● **Dataset records**

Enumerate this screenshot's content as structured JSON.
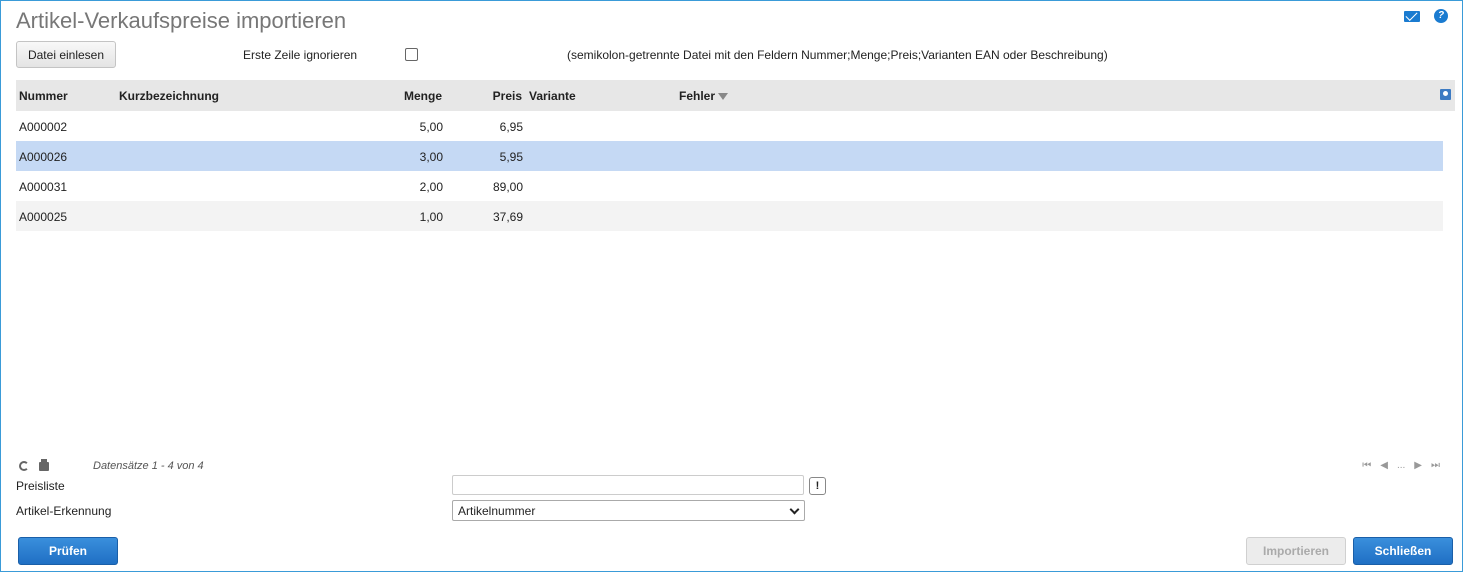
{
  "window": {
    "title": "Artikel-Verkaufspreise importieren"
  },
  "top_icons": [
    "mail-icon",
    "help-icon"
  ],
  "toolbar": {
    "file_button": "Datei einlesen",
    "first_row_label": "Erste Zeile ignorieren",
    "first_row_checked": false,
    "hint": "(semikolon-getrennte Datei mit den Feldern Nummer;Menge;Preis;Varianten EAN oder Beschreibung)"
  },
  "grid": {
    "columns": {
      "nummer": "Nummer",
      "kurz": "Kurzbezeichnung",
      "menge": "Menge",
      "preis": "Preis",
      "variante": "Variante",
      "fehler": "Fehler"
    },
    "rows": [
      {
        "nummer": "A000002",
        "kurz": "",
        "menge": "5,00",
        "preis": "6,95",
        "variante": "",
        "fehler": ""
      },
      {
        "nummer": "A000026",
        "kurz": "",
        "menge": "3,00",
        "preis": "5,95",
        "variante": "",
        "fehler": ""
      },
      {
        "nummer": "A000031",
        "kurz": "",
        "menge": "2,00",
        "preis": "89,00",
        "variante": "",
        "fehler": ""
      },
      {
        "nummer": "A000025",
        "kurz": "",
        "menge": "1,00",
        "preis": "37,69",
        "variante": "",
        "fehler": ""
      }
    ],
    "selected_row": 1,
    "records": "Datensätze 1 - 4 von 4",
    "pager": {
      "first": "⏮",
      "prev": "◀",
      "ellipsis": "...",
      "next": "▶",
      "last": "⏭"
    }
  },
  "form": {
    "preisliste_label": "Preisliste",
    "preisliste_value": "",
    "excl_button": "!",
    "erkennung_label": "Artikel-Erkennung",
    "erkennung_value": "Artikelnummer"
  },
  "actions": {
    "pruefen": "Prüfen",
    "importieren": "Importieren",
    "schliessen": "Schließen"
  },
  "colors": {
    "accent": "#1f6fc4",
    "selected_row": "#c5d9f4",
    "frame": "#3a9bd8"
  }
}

--

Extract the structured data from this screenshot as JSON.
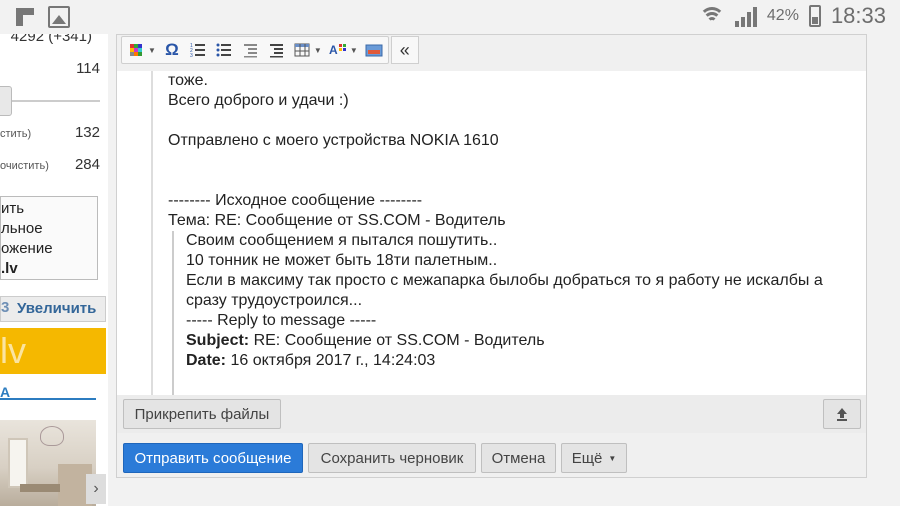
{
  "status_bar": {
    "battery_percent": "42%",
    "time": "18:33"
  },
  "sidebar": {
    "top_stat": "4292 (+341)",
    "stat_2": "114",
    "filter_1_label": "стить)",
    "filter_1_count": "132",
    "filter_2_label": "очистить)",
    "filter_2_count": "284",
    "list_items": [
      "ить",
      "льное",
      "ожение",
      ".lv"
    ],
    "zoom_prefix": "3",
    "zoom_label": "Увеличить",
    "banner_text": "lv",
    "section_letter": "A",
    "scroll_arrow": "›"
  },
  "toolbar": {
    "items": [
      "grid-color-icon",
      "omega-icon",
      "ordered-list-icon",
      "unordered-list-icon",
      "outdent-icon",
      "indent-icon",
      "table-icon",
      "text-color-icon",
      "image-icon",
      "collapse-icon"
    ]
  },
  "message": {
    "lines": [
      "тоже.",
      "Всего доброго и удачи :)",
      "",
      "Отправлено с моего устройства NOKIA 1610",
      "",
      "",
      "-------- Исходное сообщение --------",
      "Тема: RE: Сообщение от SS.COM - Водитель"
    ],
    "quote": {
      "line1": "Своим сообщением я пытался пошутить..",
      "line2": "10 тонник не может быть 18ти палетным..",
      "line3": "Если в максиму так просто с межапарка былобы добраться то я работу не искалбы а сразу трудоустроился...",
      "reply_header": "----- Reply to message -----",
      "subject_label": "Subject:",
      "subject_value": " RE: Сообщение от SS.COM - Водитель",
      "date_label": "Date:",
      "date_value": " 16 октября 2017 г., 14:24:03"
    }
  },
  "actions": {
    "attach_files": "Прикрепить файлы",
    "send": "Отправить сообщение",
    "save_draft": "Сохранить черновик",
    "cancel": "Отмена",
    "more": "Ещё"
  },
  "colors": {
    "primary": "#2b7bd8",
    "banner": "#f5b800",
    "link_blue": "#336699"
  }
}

● **Exercise description**
Copy out every line in the entries above that holds "structured".

● **Written solution**
Enumerate this screenshot's content as structured JSON.
Extract the structured data from this screenshot as JSON.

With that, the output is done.